## begin DATA PROVIDED
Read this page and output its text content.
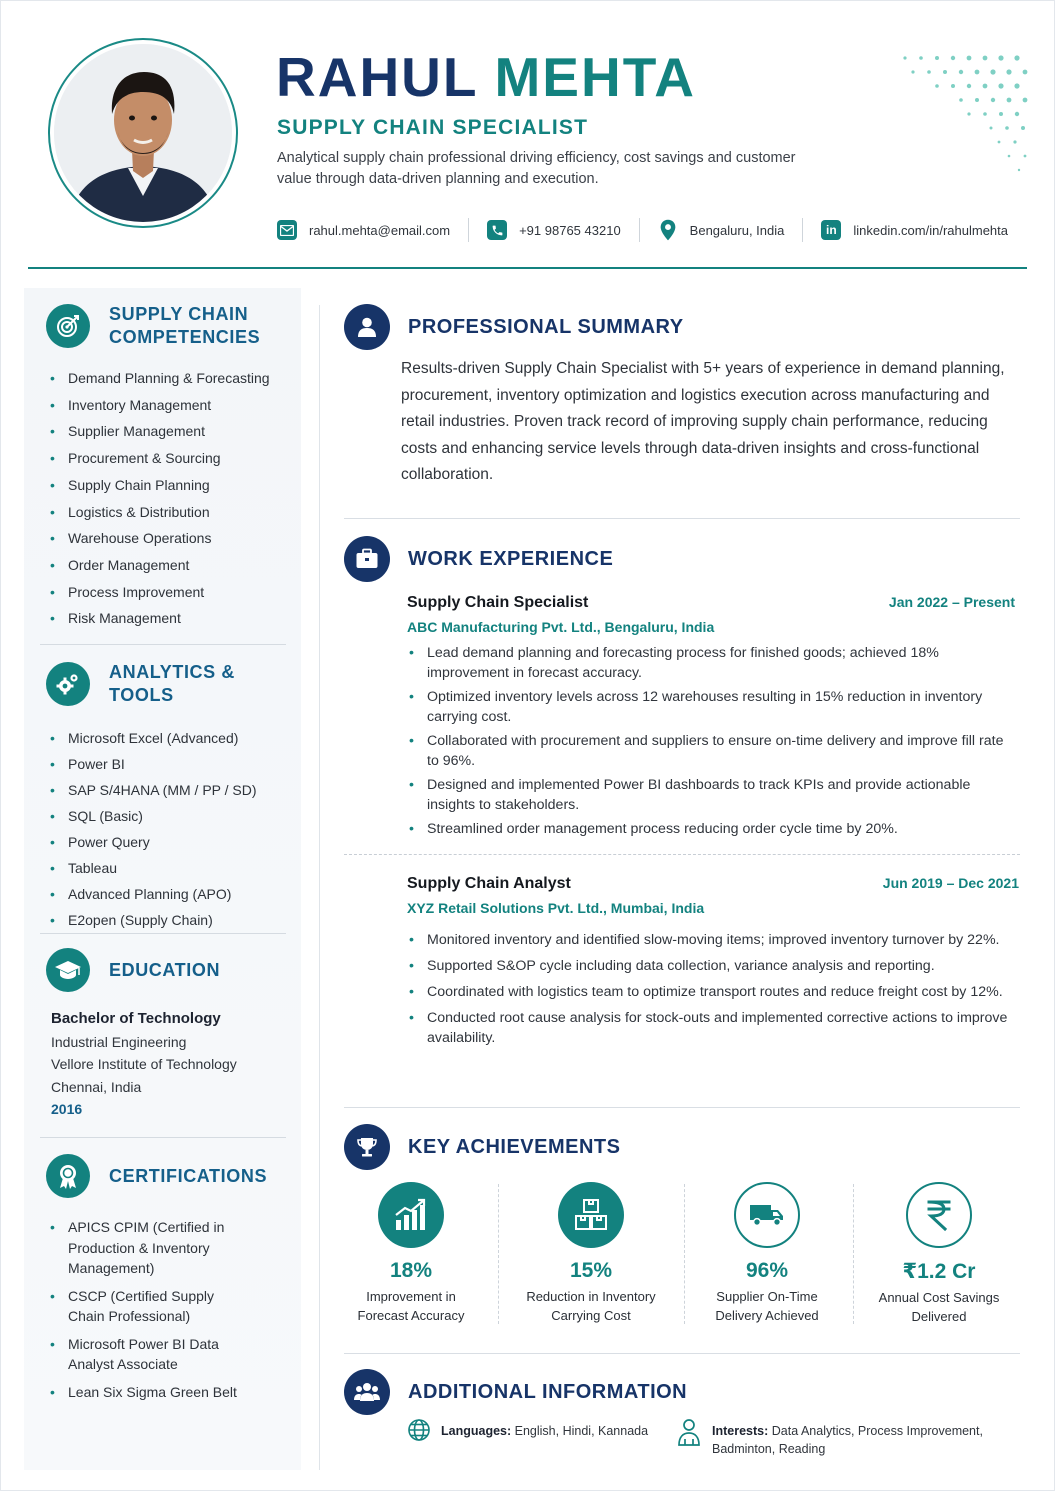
RAHUL MEHTA
SUPPLY CHAIN SPECIALIST
Analytical supply chain professional driving efficiency, cost savings and customer value through data-driven planning and execution.
rahul.mehta@email.com	+91 98765 43210	Bengaluru, India	in	linkedin.com/in/rahulmehta
SUPPLY CHAIN
COMPETENCIES
• Demand Planning & Forecasting
• Inventory Management
• Supplier Management
• Procurement & Sourcing
• Supply Chain Planning
• Logistics & Distribution
• Warehouse Operations
• Order Management
• Process Improvement
• Risk Management
ANALYTICS & TOOLS
• Microsoft Excel (Advanced)
• Power BI
• SAP S/4HANA (MM / PP / SD)
• SQL (Basic)
• Power Query
• Tableau
• Advanced Planning (APO)
• E2open (Supply Chain)
EDUCATION
Bachelor of Technology
Industrial Engineering
Vellore Institute of Technology
Chennai, India
2016
CERTIFICATIONS
• APICS CPIM (Certified in Production & Inventory Management)
• CSCP (Certified Supply Chain Professional)
• Microsoft Power BI Data Analyst Associate
• Lean Six Sigma Green Belt
PROFESSIONAL SUMMARY
Results-driven Supply Chain Specialist with 5+ years of experience in demand planning, procurement, inventory optimization and logistics execution across manufacturing and retail industries. Proven track record of improving supply chain performance, reducing costs and enhancing service levels through data-driven insights and cross-functional collaboration.
WORK EXPERIENCE
Supply Chain Specialist	Jan 2022 – Present
ABC Manufacturing Pvt. Ltd., Bengaluru, India
• Lead demand planning and forecasting process for finished goods; achieved 18% improvement in forecast accuracy.
• Optimized inventory levels across 12 warehouses resulting in 15% reduction in inventory carrying cost.
• Collaborated with procurement and suppliers to ensure on-time delivery and improve fill rate to 96%.
• Designed and implemented Power BI dashboards to track KPIs and provide actionable insights to stakeholders.
• Streamlined order management process reducing order cycle time by 20%.
Supply Chain Analyst	Jun 2019 – Dec 2021
XYZ Retail Solutions Pvt. Ltd., Mumbai, India
• Monitored inventory and identified slow-moving items; improved inventory turnover by 22%.
• Supported S&OP cycle including data collection, variance analysis and reporting.
• Coordinated with logistics team to optimize transport routes and reduce freight cost by 12%.
• Conducted root cause analysis for stock-outs and implemented corrective actions to improve availability.
KEY ACHIEVEMENTS
18%
Improvement in
Forecast Accuracy
15%
Reduction in Inventory
Carrying Cost
96%
Supplier On-Time
Delivery Achieved
₹1.2 Cr
Annual Cost Savings
Delivered
ADDITIONAL INFORMATION
Languages: English, Hindi, Kannada	Interests: Data Analytics, Process Improvement,
Badminton, Reading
## end DATA PROVIDED
TASK BRIEF
Omit the pictures. Transcribe every record exactly.

PROBLEM SOLUTION
Read this page and output its text content.
RAHUL MEHTA
SUPPLY CHAIN SPECIALIST
Analytical supply chain professional driving efficiency, cost savings and customer value through data-driven planning and execution.
rahul.mehta@email.com	+91 98765 43210	Bengaluru, India	in	linkedin.com/in/rahulmehta
SUPPLY CHAIN
COMPETENCIES
• Demand Planning & Forecasting
• Inventory Management
• Supplier Management
• Procurement & Sourcing
• Supply Chain Planning
• Logistics & Distribution
• Warehouse Operations
• Order Management
• Process Improvement
• Risk Management
ANALYTICS & TOOLS
• Microsoft Excel (Advanced)
• Power BI
• SAP S/4HANA (MM / PP / SD)
• SQL (Basic)
• Power Query
• Tableau
• Advanced Planning (APO)
• E2open (Supply Chain)
EDUCATION
Bachelor of Technology
Industrial Engineering
Vellore Institute of Technology
Chennai, India
2016
CERTIFICATIONS
• APICS CPIM (Certified in Production & Inventory Management)
• CSCP (Certified Supply Chain Professional)
• Microsoft Power BI Data Analyst Associate
• Lean Six Sigma Green Belt
PROFESSIONAL SUMMARY
Results-driven Supply Chain Specialist with 5+ years of experience in demand planning, procurement, inventory optimization and logistics execution across manufacturing and retail industries. Proven track record of improving supply chain performance, reducing costs and enhancing service levels through data-driven insights and cross-functional collaboration.
WORK EXPERIENCE
Supply Chain Specialist	Jan 2022 – Present
ABC Manufacturing Pvt. Ltd., Bengaluru, India
• Lead demand planning and forecasting process for finished goods; achieved 18% improvement in forecast accuracy.
• Optimized inventory levels across 12 warehouses resulting in 15% reduction in inventory carrying cost.
• Collaborated with procurement and suppliers to ensure on-time delivery and improve fill rate to 96%.
• Designed and implemented Power BI dashboards to track KPIs and provide actionable insights to stakeholders.
• Streamlined order management process reducing order cycle time by 20%.
Supply Chain Analyst	Jun 2019 – Dec 2021
XYZ Retail Solutions Pvt. Ltd., Mumbai, India
• Monitored inventory and identified slow-moving items; improved inventory turnover by 22%.
• Supported S&OP cycle including data collection, variance analysis and reporting.
• Coordinated with logistics team to optimize transport routes and reduce freight cost by 12%.
• Conducted root cause analysis for stock-outs and implemented corrective actions to improve availability.
KEY ACHIEVEMENTS
18%
Improvement in
Forecast Accuracy
15%
Reduction in Inventory
Carrying Cost
96%
Supplier On-Time
Delivery Achieved
₹1.2 Cr
Annual Cost Savings
Delivered
ADDITIONAL INFORMATION
Languages: English, Hindi, Kannada	Interests: Data Analytics, Process Improvement,
Badminton, Reading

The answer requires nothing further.